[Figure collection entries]

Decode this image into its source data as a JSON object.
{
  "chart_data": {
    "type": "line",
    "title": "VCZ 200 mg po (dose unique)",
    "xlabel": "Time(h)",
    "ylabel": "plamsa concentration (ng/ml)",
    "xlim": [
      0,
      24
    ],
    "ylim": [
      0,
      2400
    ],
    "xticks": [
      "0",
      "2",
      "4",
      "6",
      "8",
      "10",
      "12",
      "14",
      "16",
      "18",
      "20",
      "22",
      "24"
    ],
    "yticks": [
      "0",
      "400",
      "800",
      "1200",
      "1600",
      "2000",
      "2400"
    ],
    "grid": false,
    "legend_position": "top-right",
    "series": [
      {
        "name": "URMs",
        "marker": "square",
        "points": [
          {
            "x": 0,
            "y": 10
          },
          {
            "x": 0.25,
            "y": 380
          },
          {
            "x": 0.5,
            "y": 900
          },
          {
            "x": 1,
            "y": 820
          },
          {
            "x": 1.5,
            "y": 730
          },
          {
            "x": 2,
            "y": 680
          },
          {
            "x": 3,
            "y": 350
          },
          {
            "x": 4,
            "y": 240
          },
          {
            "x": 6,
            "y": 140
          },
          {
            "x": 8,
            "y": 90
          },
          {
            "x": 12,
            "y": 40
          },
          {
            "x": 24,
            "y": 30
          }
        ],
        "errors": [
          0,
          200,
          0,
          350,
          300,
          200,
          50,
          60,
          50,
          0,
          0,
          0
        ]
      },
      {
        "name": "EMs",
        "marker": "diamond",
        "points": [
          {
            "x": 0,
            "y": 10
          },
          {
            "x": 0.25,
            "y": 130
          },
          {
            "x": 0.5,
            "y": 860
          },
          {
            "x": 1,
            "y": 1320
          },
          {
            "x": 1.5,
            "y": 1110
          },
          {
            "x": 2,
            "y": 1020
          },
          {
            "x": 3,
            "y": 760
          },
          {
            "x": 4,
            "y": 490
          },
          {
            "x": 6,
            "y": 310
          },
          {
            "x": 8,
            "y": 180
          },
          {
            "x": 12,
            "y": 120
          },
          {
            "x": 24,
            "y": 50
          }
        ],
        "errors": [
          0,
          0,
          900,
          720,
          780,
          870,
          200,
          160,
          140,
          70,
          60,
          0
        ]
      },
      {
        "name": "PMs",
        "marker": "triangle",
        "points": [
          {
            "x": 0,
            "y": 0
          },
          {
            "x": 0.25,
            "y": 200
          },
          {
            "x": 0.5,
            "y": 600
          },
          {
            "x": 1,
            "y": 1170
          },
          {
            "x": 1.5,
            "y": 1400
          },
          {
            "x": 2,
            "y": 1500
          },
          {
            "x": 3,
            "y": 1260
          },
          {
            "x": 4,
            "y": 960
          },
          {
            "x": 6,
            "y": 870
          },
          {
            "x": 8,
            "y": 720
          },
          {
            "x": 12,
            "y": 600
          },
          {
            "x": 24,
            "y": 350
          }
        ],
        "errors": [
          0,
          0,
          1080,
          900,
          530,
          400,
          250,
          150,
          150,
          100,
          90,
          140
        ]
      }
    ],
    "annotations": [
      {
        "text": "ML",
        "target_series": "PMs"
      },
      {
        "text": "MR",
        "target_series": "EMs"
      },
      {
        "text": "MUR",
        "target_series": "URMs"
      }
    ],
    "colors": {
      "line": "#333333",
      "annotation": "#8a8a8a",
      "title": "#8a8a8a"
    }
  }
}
---
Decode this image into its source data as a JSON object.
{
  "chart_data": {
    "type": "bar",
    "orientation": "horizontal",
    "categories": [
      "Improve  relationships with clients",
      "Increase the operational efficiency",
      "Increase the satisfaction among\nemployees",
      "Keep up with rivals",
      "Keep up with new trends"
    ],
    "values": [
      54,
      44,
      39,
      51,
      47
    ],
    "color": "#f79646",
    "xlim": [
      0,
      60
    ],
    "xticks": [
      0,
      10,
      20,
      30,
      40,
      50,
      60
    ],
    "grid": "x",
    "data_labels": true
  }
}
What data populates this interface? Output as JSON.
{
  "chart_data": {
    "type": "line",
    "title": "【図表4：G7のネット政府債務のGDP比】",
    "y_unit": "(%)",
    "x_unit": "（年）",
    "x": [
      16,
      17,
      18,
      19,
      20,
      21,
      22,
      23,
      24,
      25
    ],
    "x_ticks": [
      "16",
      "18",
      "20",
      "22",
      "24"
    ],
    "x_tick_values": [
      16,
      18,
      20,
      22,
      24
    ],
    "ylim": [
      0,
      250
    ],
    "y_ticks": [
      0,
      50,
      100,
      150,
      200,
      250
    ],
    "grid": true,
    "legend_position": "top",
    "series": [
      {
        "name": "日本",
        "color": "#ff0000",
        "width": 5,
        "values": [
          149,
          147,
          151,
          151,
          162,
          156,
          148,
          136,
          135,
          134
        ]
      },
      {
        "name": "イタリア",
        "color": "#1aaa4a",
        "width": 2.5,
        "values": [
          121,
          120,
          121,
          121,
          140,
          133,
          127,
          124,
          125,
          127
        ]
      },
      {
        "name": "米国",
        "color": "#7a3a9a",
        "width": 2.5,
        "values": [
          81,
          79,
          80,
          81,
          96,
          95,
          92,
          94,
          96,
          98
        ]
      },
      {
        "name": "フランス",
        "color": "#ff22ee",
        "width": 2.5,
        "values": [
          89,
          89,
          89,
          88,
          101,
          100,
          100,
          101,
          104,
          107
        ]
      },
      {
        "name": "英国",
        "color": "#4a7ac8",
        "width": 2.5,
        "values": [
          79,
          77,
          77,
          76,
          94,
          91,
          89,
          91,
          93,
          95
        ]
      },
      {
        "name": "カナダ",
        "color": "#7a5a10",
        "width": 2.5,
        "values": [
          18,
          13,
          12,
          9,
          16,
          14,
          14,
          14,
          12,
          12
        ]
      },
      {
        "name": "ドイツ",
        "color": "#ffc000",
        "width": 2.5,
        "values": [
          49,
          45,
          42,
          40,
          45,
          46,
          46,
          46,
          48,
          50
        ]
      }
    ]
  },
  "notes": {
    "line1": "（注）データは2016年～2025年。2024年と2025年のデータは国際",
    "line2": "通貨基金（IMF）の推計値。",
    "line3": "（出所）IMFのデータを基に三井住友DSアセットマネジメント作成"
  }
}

WORK TO COMPLETE: Going through the data, tally the lines containing "title" and report only the result.

EXERCISE SOLUTION: 3